§ RECORDS SUPPLIED
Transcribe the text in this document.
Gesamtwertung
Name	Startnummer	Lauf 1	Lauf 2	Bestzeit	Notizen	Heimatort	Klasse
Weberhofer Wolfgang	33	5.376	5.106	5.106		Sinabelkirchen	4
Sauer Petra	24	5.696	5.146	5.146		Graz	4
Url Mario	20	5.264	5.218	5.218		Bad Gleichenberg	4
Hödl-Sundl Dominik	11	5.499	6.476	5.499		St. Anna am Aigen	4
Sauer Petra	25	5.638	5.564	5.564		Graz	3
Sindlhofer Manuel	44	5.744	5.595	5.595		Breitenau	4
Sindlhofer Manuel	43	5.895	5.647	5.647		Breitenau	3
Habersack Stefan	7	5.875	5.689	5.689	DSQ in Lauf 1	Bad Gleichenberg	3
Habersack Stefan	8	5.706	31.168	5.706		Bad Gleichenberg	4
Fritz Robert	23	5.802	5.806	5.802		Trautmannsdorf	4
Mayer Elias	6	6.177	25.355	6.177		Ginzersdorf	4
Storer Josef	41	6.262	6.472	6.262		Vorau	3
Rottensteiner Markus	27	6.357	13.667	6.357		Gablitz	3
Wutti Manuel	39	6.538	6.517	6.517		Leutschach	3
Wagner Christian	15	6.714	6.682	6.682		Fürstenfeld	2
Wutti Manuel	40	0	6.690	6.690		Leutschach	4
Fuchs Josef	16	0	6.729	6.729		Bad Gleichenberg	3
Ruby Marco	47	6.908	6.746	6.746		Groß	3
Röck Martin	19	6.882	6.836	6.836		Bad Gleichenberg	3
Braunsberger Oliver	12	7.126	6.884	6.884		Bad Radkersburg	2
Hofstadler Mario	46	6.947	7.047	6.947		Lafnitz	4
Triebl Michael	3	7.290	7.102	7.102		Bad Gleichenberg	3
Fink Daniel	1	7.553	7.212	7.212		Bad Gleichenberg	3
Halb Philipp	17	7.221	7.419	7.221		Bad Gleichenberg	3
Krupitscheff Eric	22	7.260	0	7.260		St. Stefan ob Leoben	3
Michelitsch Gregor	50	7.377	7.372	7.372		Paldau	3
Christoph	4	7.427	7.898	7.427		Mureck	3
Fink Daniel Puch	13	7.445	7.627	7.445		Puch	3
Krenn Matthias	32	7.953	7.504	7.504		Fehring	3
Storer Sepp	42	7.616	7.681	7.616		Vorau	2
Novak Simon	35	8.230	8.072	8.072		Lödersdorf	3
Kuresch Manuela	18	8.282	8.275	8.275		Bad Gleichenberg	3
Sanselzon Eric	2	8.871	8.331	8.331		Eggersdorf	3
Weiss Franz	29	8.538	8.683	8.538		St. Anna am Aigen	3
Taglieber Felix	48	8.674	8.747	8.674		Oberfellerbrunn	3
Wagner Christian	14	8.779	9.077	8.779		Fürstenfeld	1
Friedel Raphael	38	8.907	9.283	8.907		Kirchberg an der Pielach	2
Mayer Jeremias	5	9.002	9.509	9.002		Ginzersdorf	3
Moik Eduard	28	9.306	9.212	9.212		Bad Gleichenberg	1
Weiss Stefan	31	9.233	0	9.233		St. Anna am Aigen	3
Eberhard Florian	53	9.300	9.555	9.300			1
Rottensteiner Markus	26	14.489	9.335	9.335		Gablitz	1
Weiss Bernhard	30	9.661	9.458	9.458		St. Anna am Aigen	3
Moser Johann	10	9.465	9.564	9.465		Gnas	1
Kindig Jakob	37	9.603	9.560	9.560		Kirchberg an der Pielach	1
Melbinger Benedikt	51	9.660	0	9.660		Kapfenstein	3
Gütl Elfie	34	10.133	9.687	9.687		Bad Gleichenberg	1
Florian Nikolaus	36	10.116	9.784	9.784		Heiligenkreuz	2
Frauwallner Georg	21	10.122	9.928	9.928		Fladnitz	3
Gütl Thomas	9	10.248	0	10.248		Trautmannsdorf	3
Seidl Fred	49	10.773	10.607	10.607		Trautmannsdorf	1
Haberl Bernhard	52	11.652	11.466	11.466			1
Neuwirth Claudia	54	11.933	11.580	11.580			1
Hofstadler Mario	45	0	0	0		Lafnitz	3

§ EXERCISE GOAL
Extract each line from the listing above, please, and repeat it exactly.

§ SOLUTION TO THIS EXERCISE
Transcribe the text in this document.
Gesamtwertung
Name	Startnummer	Lauf 1	Lauf 2	Bestzeit	Notizen	Heimatort	Klasse
Weberhofer Wolfgang	33	5.376	5.106	5.106		Sinabelkirchen	4
Sauer Petra	24	5.696	5.146	5.146		Graz	4
Url Mario	20	5.264	5.218	5.218		Bad Gleichenberg	4
Hödl-Sundl Dominik	11	5.499	6.476	5.499		St. Anna am Aigen	4
Sauer Petra	25	5.638	5.564	5.564		Graz	3
Sindlhofer Manuel	44	5.744	5.595	5.595		Breitenau	4
Sindlhofer Manuel	43	5.895	5.647	5.647		Breitenau	3
Habersack Stefan	7	5.875	5.689	5.689	DSQ in Lauf 1	Bad Gleichenberg	3
Habersack Stefan	8	5.706	31.168	5.706		Bad Gleichenberg	4
Fritz Robert	23	5.802	5.806	5.802		Trautmannsdorf	4
Mayer Elias	6	6.177	25.355	6.177		Ginzersdorf	4
Storer Josef	41	6.262	6.472	6.262		Vorau	3
Rottensteiner Markus	27	6.357	13.667	6.357		Gablitz	3
Wutti Manuel	39	6.538	6.517	6.517		Leutschach	3
Wagner Christian	15	6.714	6.682	6.682		Fürstenfeld	2
Wutti Manuel	40	0	6.690	6.690		Leutschach	4
Fuchs Josef	16	0	6.729	6.729		Bad Gleichenberg	3
Ruby Marco	47	6.908	6.746	6.746		Groß	3
Röck Martin	19	6.882	6.836	6.836		Bad Gleichenberg	3
Braunsberger Oliver	12	7.126	6.884	6.884		Bad Radkersburg	2
Hofstadler Mario	46	6.947	7.047	6.947		Lafnitz	4
Triebl Michael	3	7.290	7.102	7.102		Bad Gleichenberg	3
Fink Daniel	1	7.553	7.212	7.212		Bad Gleichenberg	3
Halb Philipp	17	7.221	7.419	7.221		Bad Gleichenberg	3
Krupitscheff Eric	22	7.260	0	7.260		St. Stefan ob Leoben	3
Michelitsch Gregor	50	7.377	7.372	7.372		Paldau	3
Christoph	4	7.427	7.898	7.427		Mureck	3
Fink Daniel Puch	13	7.445	7.627	7.445		Puch	3
Krenn Matthias	32	7.953	7.504	7.504		Fehring	3
Storer Sepp	42	7.616	7.681	7.616		Vorau	2
Novak Simon	35	8.230	8.072	8.072		Lödersdorf	3
Kuresch Manuela	18	8.282	8.275	8.275		Bad Gleichenberg	3
Sanselzon Eric	2	8.871	8.331	8.331		Eggersdorf	3
Weiss Franz	29	8.538	8.683	8.538		St. Anna am Aigen	3
Taglieber Felix	48	8.674	8.747	8.674		Oberfellerbrunn	3
Wagner Christian	14	8.779	9.077	8.779		Fürstenfeld	1
Friedel Raphael	38	8.907	9.283	8.907		Kirchberg an der Pielach	2
Mayer Jeremias	5	9.002	9.509	9.002		Ginzersdorf	3
Moik Eduard	28	9.306	9.212	9.212		Bad Gleichenberg	1
Weiss Stefan	31	9.233	0	9.233		St. Anna am Aigen	3
Eberhard Florian	53	9.300	9.555	9.300			1
Rottensteiner Markus	26	14.489	9.335	9.335		Gablitz	1
Weiss Bernhard	30	9.661	9.458	9.458		St. Anna am Aigen	3
Moser Johann	10	9.465	9.564	9.465		Gnas	1
Kindig Jakob	37	9.603	9.560	9.560		Kirchberg an der Pielach	1
Melbinger Benedikt	51	9.660	0	9.660		Kapfenstein	3
Gütl Elfie	34	10.133	9.687	9.687		Bad Gleichenberg	1
Florian Nikolaus	36	10.116	9.784	9.784		Heiligenkreuz	2
Frauwallner Georg	21	10.122	9.928	9.928		Fladnitz	3
Gütl Thomas	9	10.248	0	10.248		Trautmannsdorf	3
Seidl Fred	49	10.773	10.607	10.607		Trautmannsdorf	1
Haberl Bernhard	52	11.652	11.466	11.466			1
Neuwirth Claudia	54	11.933	11.580	11.580			1
Hofstadler Mario	45	0	0	0		Lafnitz	3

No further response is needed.